-- START Task inputs --

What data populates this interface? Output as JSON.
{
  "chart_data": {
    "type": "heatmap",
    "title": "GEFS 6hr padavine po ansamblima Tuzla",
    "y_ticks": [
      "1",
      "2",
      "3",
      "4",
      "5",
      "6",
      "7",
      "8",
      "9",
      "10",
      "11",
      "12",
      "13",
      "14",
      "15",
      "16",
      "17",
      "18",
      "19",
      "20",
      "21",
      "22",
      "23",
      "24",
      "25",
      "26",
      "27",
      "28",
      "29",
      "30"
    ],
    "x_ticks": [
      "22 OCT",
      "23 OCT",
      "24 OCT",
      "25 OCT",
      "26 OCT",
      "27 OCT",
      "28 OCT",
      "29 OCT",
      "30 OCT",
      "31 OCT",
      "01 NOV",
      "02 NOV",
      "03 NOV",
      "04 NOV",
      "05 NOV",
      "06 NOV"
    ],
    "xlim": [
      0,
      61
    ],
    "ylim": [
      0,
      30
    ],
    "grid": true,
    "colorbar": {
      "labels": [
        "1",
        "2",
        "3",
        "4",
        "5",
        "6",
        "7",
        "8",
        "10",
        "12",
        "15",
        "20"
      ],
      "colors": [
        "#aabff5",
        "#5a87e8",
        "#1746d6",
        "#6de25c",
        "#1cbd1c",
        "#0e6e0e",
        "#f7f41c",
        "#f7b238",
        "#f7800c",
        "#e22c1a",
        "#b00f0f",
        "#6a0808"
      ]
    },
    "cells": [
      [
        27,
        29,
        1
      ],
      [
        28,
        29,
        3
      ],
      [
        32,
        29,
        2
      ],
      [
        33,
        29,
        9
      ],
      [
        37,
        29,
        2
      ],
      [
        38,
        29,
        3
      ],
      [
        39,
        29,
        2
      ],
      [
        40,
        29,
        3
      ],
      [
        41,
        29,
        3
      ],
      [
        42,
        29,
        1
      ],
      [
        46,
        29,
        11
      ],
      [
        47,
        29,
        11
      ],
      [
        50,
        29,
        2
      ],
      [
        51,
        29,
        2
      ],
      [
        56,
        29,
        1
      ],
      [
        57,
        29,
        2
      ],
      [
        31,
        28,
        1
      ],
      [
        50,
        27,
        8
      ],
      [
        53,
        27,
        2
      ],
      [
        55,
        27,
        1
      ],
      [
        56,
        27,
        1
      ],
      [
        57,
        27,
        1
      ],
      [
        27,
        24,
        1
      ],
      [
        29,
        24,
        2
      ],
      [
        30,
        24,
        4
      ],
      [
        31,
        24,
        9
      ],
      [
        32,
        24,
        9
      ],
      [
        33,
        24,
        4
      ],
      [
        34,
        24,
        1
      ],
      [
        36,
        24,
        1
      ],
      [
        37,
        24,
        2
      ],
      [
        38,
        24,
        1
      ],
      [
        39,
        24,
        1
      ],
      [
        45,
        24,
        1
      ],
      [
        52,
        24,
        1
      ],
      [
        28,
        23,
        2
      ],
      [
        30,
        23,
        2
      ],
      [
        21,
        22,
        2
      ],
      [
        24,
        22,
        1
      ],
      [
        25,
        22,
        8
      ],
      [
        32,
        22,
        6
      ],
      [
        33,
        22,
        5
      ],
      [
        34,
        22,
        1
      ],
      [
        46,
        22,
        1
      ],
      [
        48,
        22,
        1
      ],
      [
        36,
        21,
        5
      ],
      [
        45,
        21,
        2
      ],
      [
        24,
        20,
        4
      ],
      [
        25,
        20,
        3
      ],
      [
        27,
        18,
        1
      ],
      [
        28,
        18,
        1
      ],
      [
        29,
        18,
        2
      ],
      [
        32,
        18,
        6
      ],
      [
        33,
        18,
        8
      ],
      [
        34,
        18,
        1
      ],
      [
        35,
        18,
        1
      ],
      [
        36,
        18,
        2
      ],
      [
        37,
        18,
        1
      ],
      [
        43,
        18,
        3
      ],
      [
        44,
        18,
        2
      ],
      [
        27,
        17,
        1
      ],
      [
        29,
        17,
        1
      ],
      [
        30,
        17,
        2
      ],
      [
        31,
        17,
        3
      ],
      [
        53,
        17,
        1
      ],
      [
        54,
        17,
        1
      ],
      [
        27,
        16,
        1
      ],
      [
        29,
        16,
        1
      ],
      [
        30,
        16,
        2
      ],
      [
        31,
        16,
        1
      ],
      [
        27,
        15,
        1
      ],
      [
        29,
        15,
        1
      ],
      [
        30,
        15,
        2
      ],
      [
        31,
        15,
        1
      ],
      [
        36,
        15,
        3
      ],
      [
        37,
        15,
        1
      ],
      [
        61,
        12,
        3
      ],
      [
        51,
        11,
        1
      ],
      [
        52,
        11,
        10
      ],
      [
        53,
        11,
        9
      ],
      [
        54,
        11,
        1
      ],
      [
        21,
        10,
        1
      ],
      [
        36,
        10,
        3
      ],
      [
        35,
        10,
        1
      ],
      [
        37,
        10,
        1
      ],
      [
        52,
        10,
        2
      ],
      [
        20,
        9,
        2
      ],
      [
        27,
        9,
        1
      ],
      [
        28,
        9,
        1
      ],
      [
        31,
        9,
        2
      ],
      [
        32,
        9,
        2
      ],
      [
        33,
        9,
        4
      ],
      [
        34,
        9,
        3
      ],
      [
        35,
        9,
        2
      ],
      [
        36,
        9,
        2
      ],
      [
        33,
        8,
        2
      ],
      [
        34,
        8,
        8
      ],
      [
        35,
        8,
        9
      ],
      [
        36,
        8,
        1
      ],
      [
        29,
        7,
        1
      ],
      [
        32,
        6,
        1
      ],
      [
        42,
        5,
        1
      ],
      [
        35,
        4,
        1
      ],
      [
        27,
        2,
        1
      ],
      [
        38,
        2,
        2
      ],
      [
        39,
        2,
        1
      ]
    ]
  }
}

-- END Task inputs --

Extract the full listing above without altering anything.

Output of the exercise:
What data populates this interface? Output as JSON.
{
  "chart_data": {
    "type": "heatmap",
    "title": "GEFS 6hr padavine po ansamblima Tuzla",
    "y_ticks": [
      "1",
      "2",
      "3",
      "4",
      "5",
      "6",
      "7",
      "8",
      "9",
      "10",
      "11",
      "12",
      "13",
      "14",
      "15",
      "16",
      "17",
      "18",
      "19",
      "20",
      "21",
      "22",
      "23",
      "24",
      "25",
      "26",
      "27",
      "28",
      "29",
      "30"
    ],
    "x_ticks": [
      "22 OCT",
      "23 OCT",
      "24 OCT",
      "25 OCT",
      "26 OCT",
      "27 OCT",
      "28 OCT",
      "29 OCT",
      "30 OCT",
      "31 OCT",
      "01 NOV",
      "02 NOV",
      "03 NOV",
      "04 NOV",
      "05 NOV",
      "06 NOV"
    ],
    "xlim": [
      0,
      61
    ],
    "ylim": [
      0,
      30
    ],
    "grid": true,
    "colorbar": {
      "labels": [
        "1",
        "2",
        "3",
        "4",
        "5",
        "6",
        "7",
        "8",
        "10",
        "12",
        "15",
        "20"
      ],
      "colors": [
        "#aabff5",
        "#5a87e8",
        "#1746d6",
        "#6de25c",
        "#1cbd1c",
        "#0e6e0e",
        "#f7f41c",
        "#f7b238",
        "#f7800c",
        "#e22c1a",
        "#b00f0f",
        "#6a0808"
      ]
    },
    "cells": [
      [
        27,
        29,
        1
      ],
      [
        28,
        29,
        3
      ],
      [
        32,
        29,
        2
      ],
      [
        33,
        29,
        9
      ],
      [
        37,
        29,
        2
      ],
      [
        38,
        29,
        3
      ],
      [
        39,
        29,
        2
      ],
      [
        40,
        29,
        3
      ],
      [
        41,
        29,
        3
      ],
      [
        42,
        29,
        1
      ],
      [
        46,
        29,
        11
      ],
      [
        47,
        29,
        11
      ],
      [
        50,
        29,
        2
      ],
      [
        51,
        29,
        2
      ],
      [
        56,
        29,
        1
      ],
      [
        57,
        29,
        2
      ],
      [
        31,
        28,
        1
      ],
      [
        50,
        27,
        8
      ],
      [
        53,
        27,
        2
      ],
      [
        55,
        27,
        1
      ],
      [
        56,
        27,
        1
      ],
      [
        57,
        27,
        1
      ],
      [
        27,
        24,
        1
      ],
      [
        29,
        24,
        2
      ],
      [
        30,
        24,
        4
      ],
      [
        31,
        24,
        9
      ],
      [
        32,
        24,
        9
      ],
      [
        33,
        24,
        4
      ],
      [
        34,
        24,
        1
      ],
      [
        36,
        24,
        1
      ],
      [
        37,
        24,
        2
      ],
      [
        38,
        24,
        1
      ],
      [
        39,
        24,
        1
      ],
      [
        45,
        24,
        1
      ],
      [
        52,
        24,
        1
      ],
      [
        28,
        23,
        2
      ],
      [
        30,
        23,
        2
      ],
      [
        21,
        22,
        2
      ],
      [
        24,
        22,
        1
      ],
      [
        25,
        22,
        8
      ],
      [
        32,
        22,
        6
      ],
      [
        33,
        22,
        5
      ],
      [
        34,
        22,
        1
      ],
      [
        46,
        22,
        1
      ],
      [
        48,
        22,
        1
      ],
      [
        36,
        21,
        5
      ],
      [
        45,
        21,
        2
      ],
      [
        24,
        20,
        4
      ],
      [
        25,
        20,
        3
      ],
      [
        27,
        18,
        1
      ],
      [
        28,
        18,
        1
      ],
      [
        29,
        18,
        2
      ],
      [
        32,
        18,
        6
      ],
      [
        33,
        18,
        8
      ],
      [
        34,
        18,
        1
      ],
      [
        35,
        18,
        1
      ],
      [
        36,
        18,
        2
      ],
      [
        37,
        18,
        1
      ],
      [
        43,
        18,
        3
      ],
      [
        44,
        18,
        2
      ],
      [
        27,
        17,
        1
      ],
      [
        29,
        17,
        1
      ],
      [
        30,
        17,
        2
      ],
      [
        31,
        17,
        3
      ],
      [
        53,
        17,
        1
      ],
      [
        54,
        17,
        1
      ],
      [
        27,
        16,
        1
      ],
      [
        29,
        16,
        1
      ],
      [
        30,
        16,
        2
      ],
      [
        31,
        16,
        1
      ],
      [
        27,
        15,
        1
      ],
      [
        29,
        15,
        1
      ],
      [
        30,
        15,
        2
      ],
      [
        31,
        15,
        1
      ],
      [
        36,
        15,
        3
      ],
      [
        37,
        15,
        1
      ],
      [
        61,
        12,
        3
      ],
      [
        51,
        11,
        1
      ],
      [
        52,
        11,
        10
      ],
      [
        53,
        11,
        9
      ],
      [
        54,
        11,
        1
      ],
      [
        21,
        10,
        1
      ],
      [
        36,
        10,
        3
      ],
      [
        35,
        10,
        1
      ],
      [
        37,
        10,
        1
      ],
      [
        52,
        10,
        2
      ],
      [
        20,
        9,
        2
      ],
      [
        27,
        9,
        1
      ],
      [
        28,
        9,
        1
      ],
      [
        31,
        9,
        2
      ],
      [
        32,
        9,
        2
      ],
      [
        33,
        9,
        4
      ],
      [
        34,
        9,
        3
      ],
      [
        35,
        9,
        2
      ],
      [
        36,
        9,
        2
      ],
      [
        33,
        8,
        2
      ],
      [
        34,
        8,
        8
      ],
      [
        35,
        8,
        9
      ],
      [
        36,
        8,
        1
      ],
      [
        29,
        7,
        1
      ],
      [
        32,
        6,
        1
      ],
      [
        42,
        5,
        1
      ],
      [
        35,
        4,
        1
      ],
      [
        27,
        2,
        1
      ],
      [
        38,
        2,
        2
      ],
      [
        39,
        2,
        1
      ]
    ]
  }
}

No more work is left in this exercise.